Exercise brief: Exclude the pictures, then quote exactly the lines from the one holding "Decode this image" through the last line of the records.

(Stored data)
###

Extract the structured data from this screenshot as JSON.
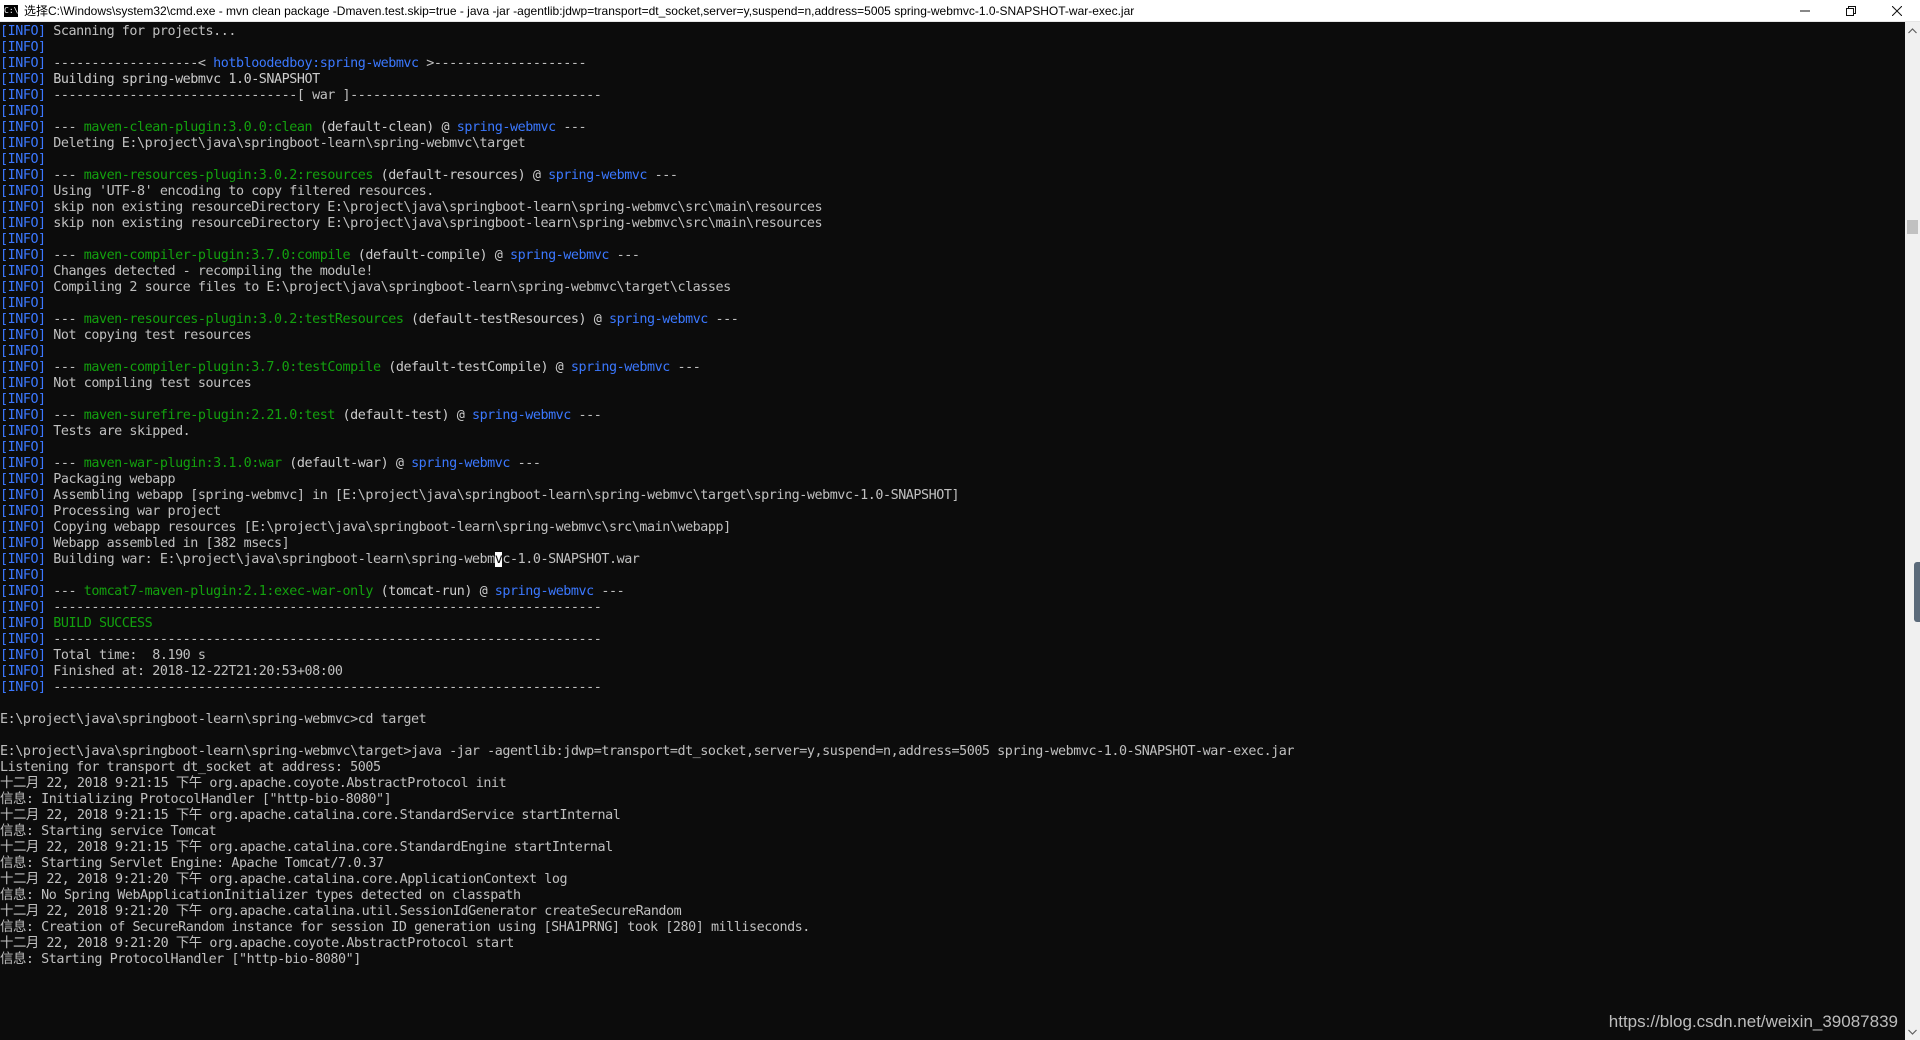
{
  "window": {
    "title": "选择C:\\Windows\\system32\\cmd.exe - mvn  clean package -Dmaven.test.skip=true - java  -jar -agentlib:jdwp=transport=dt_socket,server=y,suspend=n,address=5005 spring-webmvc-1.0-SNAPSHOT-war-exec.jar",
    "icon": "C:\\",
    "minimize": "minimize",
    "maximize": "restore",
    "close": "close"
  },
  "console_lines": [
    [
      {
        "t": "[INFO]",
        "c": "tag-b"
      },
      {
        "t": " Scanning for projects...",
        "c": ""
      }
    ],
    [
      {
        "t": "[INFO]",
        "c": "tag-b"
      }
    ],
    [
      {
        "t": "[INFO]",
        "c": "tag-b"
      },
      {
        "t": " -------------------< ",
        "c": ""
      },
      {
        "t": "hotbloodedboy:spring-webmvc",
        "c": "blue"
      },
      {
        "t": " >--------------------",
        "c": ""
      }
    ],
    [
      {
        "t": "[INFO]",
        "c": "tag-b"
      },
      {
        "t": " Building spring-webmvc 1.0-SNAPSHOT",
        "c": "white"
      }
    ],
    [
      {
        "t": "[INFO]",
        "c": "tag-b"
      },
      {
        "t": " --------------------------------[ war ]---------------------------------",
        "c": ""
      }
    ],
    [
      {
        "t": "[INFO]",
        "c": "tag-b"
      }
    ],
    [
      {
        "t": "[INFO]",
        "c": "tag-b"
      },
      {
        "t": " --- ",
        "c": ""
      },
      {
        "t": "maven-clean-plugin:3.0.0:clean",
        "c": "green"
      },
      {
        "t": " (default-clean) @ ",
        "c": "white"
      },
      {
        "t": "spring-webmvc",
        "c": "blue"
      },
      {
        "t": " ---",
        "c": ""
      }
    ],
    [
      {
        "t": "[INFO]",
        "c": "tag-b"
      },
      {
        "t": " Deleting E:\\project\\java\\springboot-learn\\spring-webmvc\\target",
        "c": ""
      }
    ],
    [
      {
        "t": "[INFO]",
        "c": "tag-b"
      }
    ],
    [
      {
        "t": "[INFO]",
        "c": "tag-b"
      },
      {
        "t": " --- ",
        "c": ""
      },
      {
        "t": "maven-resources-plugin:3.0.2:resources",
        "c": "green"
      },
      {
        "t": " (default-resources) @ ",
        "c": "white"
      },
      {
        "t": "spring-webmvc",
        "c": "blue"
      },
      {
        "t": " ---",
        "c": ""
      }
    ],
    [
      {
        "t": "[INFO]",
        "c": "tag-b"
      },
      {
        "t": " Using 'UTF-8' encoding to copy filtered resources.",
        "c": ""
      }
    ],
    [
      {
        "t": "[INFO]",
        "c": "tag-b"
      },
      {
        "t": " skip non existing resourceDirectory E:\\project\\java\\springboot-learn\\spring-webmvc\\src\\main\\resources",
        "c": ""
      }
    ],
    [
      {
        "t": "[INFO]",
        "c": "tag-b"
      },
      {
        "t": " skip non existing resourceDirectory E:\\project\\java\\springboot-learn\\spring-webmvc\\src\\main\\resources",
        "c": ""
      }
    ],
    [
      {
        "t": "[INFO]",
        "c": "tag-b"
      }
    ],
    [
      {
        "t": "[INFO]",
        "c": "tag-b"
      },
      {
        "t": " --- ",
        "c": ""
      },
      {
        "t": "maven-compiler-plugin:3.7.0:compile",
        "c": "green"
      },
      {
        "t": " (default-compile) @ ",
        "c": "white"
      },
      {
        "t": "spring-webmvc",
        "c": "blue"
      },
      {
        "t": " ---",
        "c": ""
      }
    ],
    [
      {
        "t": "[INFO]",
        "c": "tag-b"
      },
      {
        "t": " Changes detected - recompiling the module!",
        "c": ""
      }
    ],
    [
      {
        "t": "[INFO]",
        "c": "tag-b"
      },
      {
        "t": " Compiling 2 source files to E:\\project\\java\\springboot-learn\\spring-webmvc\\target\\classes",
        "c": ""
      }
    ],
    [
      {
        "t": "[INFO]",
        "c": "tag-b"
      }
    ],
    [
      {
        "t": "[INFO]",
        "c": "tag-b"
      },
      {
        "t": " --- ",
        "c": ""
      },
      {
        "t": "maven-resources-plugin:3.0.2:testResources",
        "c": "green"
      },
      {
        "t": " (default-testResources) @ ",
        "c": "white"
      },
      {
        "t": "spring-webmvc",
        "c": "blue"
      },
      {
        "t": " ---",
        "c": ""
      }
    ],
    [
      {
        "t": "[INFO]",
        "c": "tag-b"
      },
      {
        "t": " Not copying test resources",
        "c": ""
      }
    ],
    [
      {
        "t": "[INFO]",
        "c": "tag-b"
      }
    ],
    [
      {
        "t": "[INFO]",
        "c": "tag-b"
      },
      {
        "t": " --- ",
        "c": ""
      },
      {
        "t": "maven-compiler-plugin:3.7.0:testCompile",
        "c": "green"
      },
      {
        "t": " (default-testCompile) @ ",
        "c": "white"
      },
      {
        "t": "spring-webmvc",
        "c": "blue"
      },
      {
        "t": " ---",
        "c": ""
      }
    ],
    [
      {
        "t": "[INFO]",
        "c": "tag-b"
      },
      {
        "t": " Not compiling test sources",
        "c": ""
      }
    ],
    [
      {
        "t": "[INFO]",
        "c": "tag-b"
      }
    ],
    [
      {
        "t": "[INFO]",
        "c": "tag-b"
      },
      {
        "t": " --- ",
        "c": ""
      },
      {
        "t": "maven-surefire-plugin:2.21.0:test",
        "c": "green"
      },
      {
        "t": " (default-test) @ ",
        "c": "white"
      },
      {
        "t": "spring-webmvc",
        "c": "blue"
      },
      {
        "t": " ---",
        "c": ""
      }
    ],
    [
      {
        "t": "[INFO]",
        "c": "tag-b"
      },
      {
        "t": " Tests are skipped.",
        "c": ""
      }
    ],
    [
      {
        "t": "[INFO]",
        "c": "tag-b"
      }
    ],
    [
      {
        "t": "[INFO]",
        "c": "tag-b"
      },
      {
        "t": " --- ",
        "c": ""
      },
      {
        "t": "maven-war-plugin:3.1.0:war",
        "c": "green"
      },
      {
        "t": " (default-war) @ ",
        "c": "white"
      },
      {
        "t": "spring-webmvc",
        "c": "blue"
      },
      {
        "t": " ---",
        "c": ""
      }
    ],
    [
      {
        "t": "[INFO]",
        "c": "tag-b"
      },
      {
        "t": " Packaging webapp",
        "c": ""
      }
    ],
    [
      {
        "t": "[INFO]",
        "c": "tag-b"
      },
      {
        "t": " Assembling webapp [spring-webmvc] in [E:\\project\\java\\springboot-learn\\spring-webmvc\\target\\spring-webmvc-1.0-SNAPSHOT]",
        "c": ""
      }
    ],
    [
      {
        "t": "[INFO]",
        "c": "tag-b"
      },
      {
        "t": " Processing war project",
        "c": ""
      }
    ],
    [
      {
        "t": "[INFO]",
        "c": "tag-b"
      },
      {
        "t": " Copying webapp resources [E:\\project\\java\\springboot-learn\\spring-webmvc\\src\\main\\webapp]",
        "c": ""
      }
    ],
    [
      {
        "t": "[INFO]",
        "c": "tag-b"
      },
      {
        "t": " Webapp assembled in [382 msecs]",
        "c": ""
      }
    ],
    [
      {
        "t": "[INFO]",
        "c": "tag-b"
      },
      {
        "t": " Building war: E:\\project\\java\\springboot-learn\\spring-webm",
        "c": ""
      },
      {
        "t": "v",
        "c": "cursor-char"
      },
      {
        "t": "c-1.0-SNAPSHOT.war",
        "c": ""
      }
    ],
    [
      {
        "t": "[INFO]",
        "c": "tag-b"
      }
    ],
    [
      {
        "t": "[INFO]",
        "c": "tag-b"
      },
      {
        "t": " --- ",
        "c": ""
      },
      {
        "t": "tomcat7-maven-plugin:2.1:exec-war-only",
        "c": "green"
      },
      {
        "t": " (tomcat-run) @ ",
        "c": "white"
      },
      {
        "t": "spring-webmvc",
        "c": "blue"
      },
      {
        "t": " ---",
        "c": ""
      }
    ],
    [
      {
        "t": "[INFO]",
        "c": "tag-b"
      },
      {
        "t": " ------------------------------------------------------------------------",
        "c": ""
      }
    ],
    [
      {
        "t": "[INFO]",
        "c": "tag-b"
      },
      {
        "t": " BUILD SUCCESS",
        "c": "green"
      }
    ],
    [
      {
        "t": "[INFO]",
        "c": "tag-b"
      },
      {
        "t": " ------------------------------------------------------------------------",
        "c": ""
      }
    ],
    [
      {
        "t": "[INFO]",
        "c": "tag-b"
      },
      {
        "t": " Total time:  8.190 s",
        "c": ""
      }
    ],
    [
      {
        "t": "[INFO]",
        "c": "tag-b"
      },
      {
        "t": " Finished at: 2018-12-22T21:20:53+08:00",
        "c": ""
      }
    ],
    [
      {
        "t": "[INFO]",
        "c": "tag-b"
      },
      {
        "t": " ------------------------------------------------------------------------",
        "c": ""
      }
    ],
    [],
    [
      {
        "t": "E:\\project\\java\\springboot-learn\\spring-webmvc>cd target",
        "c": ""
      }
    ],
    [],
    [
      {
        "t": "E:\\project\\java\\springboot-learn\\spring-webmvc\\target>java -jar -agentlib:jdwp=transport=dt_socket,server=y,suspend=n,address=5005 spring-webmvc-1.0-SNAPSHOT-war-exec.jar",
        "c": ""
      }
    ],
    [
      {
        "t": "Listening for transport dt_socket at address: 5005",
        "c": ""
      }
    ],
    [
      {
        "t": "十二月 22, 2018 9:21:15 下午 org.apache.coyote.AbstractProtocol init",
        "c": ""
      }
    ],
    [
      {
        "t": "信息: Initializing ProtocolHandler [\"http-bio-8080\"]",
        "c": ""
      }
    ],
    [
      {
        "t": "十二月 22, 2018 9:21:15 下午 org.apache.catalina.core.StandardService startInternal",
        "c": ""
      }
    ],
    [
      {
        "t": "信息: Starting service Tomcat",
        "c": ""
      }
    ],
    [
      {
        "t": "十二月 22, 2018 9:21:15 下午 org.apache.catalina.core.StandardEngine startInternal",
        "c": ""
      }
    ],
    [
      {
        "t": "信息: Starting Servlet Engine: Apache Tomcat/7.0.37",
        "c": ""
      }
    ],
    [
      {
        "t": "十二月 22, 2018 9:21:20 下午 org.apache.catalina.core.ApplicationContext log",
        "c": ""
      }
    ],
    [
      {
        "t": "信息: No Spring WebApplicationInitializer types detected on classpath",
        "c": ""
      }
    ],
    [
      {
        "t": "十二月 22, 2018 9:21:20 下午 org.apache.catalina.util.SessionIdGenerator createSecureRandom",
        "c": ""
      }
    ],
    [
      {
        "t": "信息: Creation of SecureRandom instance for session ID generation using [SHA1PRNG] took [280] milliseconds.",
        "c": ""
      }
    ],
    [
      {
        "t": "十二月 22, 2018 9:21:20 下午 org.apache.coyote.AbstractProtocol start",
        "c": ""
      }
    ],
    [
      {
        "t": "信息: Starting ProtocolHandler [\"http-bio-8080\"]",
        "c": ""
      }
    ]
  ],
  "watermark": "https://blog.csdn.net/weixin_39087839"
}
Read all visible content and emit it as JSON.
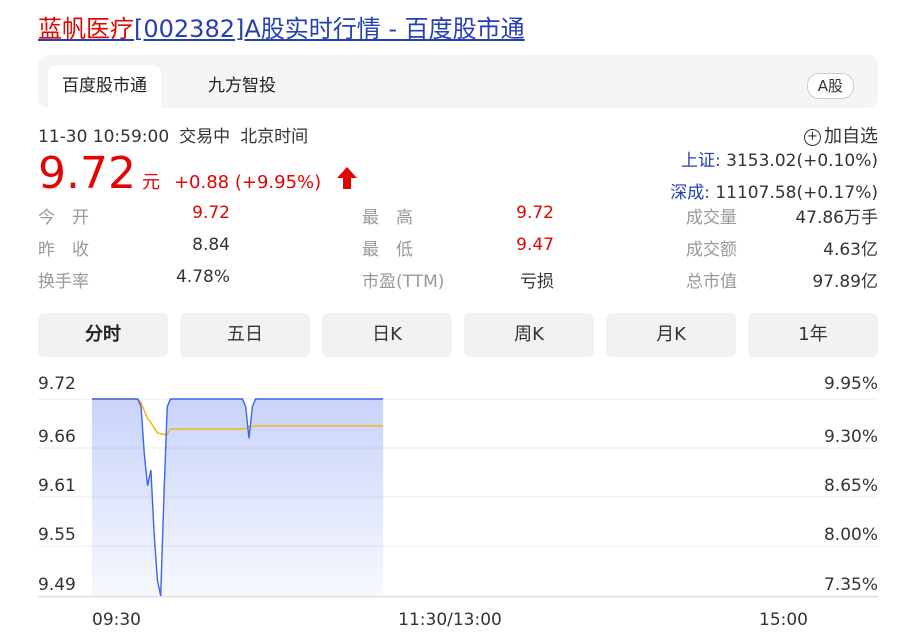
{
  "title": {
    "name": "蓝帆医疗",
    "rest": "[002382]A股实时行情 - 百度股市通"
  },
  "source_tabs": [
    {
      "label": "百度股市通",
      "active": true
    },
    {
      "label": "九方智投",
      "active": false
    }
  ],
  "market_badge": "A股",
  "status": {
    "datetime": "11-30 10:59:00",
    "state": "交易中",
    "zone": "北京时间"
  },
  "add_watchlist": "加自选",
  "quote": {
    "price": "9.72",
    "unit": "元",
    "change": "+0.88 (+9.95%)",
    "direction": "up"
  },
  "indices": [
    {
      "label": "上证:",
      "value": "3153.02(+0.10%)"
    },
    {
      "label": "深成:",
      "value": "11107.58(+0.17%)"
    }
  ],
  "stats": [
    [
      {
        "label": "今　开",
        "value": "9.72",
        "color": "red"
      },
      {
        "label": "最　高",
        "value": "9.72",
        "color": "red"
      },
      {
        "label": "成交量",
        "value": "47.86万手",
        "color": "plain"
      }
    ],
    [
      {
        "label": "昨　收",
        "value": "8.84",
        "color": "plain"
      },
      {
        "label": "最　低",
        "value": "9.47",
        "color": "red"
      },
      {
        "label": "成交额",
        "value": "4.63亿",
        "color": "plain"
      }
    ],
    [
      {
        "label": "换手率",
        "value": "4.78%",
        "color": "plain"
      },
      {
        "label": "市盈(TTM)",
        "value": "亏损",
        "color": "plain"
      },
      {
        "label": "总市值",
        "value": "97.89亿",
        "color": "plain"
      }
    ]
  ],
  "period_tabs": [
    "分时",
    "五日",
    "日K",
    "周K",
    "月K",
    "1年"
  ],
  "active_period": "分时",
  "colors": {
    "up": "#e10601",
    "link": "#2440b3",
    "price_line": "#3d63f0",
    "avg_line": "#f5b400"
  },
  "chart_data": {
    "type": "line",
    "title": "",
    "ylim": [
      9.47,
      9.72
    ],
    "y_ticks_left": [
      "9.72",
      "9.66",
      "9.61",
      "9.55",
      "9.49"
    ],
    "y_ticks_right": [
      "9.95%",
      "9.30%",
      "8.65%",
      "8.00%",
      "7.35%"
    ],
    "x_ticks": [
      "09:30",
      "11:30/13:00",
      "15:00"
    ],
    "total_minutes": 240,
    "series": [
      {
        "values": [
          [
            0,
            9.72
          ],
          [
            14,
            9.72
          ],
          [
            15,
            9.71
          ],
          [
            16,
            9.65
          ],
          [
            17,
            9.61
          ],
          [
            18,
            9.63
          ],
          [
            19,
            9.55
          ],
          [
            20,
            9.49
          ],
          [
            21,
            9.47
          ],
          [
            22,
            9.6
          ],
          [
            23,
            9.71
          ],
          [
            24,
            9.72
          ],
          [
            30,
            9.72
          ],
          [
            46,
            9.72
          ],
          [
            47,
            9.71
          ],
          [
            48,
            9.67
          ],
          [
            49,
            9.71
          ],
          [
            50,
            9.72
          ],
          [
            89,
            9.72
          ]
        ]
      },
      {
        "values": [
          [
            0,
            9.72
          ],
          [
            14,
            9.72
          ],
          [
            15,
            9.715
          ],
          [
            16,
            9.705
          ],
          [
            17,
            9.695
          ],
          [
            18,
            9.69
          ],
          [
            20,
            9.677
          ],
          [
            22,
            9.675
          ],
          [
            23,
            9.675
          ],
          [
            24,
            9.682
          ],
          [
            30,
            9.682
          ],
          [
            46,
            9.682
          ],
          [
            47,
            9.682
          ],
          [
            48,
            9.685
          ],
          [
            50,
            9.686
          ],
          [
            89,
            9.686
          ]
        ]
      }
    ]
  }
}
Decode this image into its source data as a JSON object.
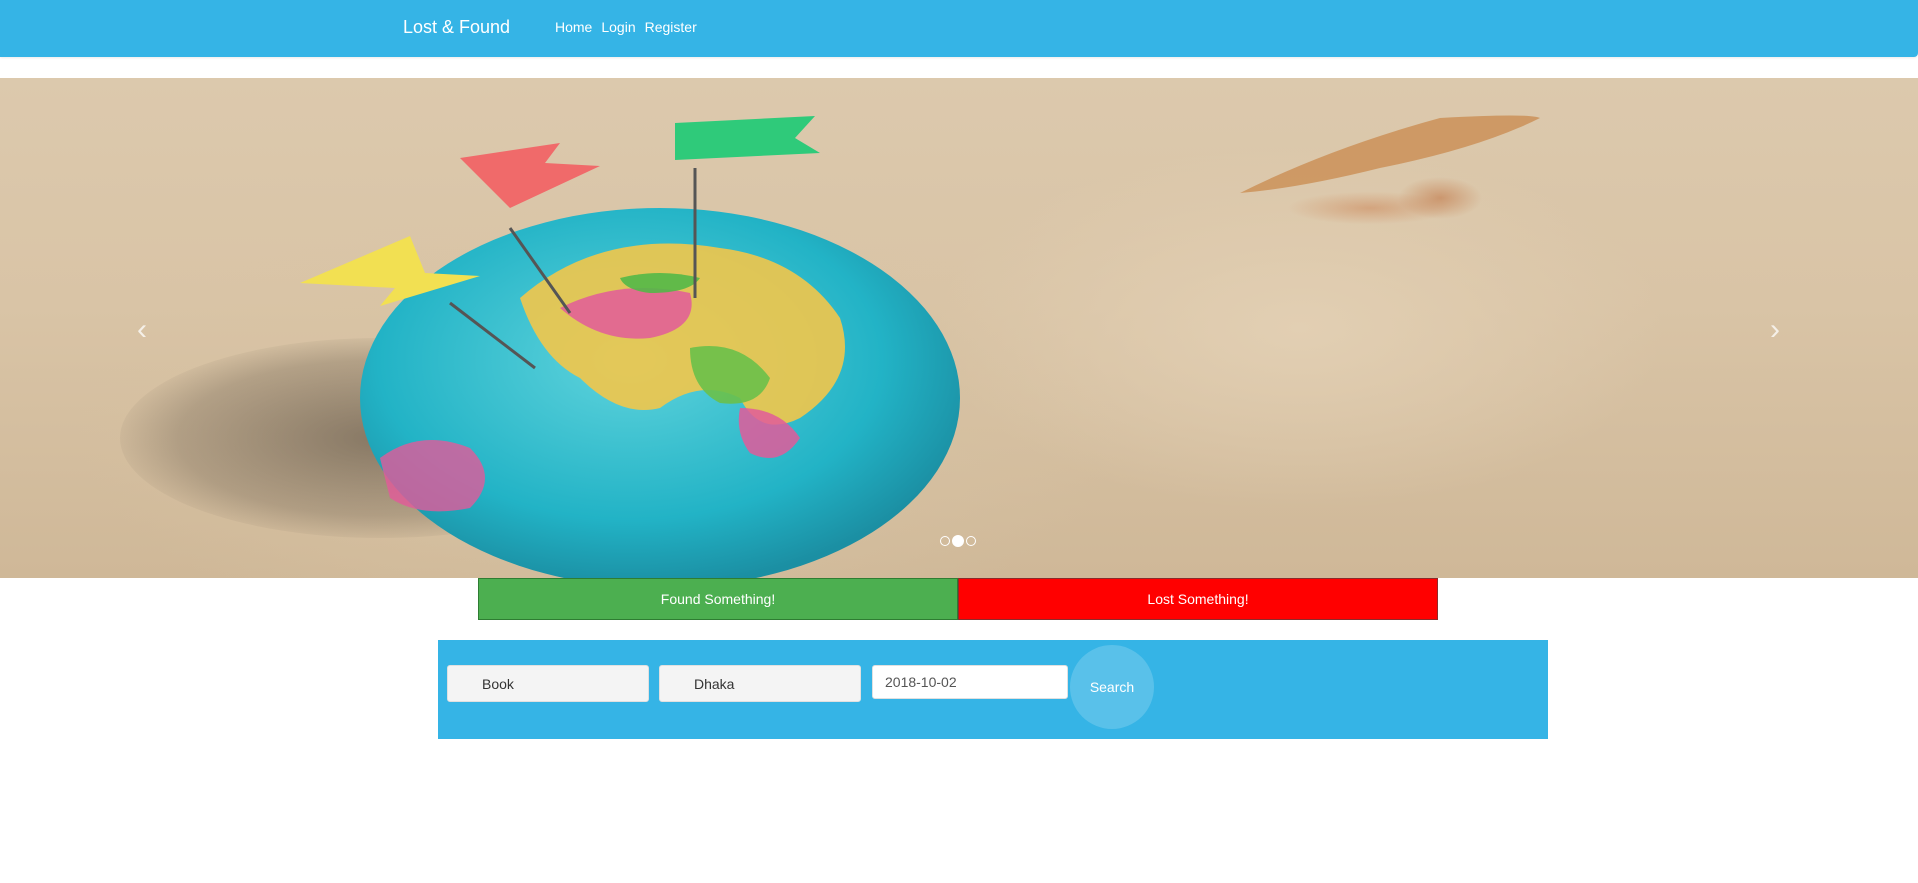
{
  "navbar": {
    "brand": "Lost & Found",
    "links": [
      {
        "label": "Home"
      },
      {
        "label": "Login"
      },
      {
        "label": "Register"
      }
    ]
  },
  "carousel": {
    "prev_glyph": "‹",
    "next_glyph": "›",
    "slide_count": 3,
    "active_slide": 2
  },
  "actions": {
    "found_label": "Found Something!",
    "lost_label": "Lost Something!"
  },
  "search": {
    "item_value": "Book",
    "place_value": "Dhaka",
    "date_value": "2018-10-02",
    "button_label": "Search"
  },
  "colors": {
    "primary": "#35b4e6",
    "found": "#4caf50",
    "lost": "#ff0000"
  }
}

###

Worked answer:
Decode this image into its source data as a JSON object.
{
  "navbar": {
    "brand": "Lost & Found",
    "links": [
      {
        "label": "Home"
      },
      {
        "label": "Login"
      },
      {
        "label": "Register"
      }
    ]
  },
  "carousel": {
    "prev_glyph": "‹",
    "next_glyph": "›",
    "slide_count": 3,
    "active_slide": 2
  },
  "actions": {
    "found_label": "Found Something!",
    "lost_label": "Lost Something!"
  },
  "search": {
    "item_value": "Book",
    "place_value": "Dhaka",
    "date_value": "2018-10-02",
    "button_label": "Search"
  },
  "colors": {
    "primary": "#35b4e6",
    "found": "#4caf50",
    "lost": "#ff0000"
  }
}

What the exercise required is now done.